- [TASK PROMPT] Only lines with the string "completed" matter here; gather them from the material below.

- [RECORD EXCERPTS]
----------------------------------------

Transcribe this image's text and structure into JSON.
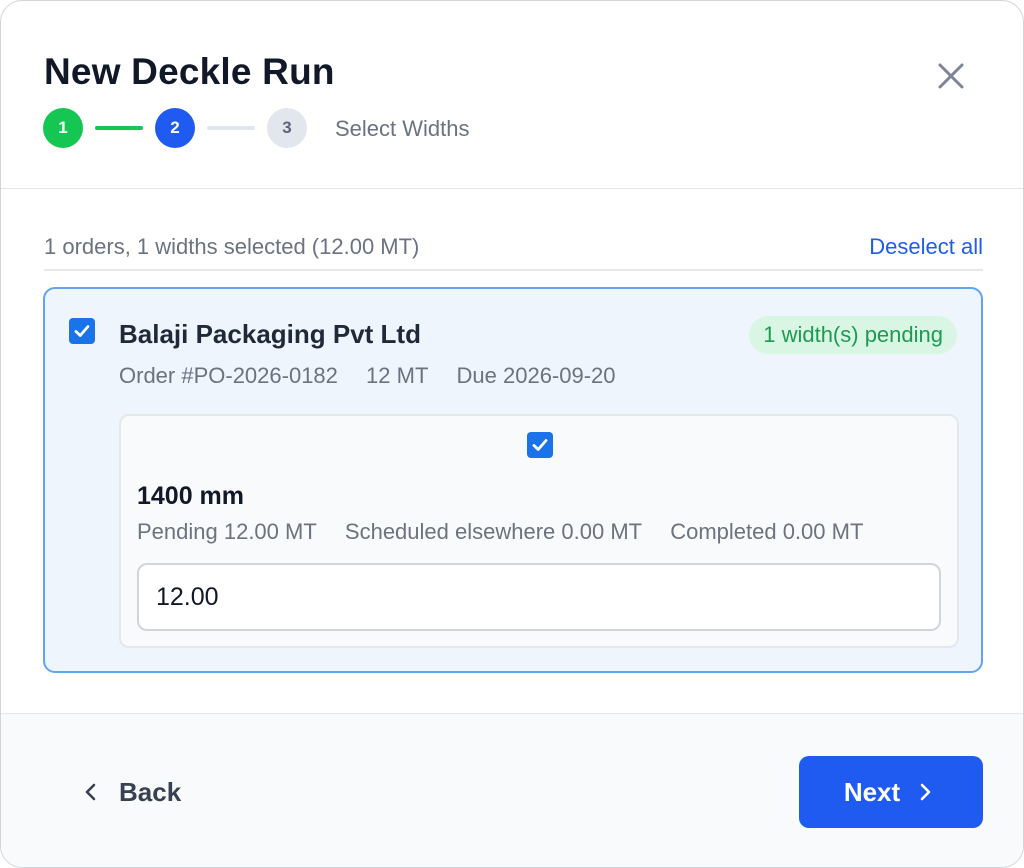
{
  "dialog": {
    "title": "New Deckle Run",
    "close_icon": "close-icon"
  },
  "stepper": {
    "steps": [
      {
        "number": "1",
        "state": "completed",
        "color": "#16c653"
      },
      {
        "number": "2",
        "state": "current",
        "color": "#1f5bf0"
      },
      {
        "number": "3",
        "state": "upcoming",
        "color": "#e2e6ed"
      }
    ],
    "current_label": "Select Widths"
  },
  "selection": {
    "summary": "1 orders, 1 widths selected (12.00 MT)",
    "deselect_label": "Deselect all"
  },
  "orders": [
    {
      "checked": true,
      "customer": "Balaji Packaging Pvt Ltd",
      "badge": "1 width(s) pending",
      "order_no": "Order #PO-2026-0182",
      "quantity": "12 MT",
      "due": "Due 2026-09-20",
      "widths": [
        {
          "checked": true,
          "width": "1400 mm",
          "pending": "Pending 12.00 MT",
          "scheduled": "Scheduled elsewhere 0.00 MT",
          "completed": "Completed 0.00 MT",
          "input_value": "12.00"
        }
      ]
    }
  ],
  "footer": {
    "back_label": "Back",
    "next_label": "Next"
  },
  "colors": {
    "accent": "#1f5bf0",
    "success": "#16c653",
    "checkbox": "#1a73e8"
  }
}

----------------------------------------

- [TASK ANSWER]
        "state": "completed",
          "completed": "Completed 0.00 MT",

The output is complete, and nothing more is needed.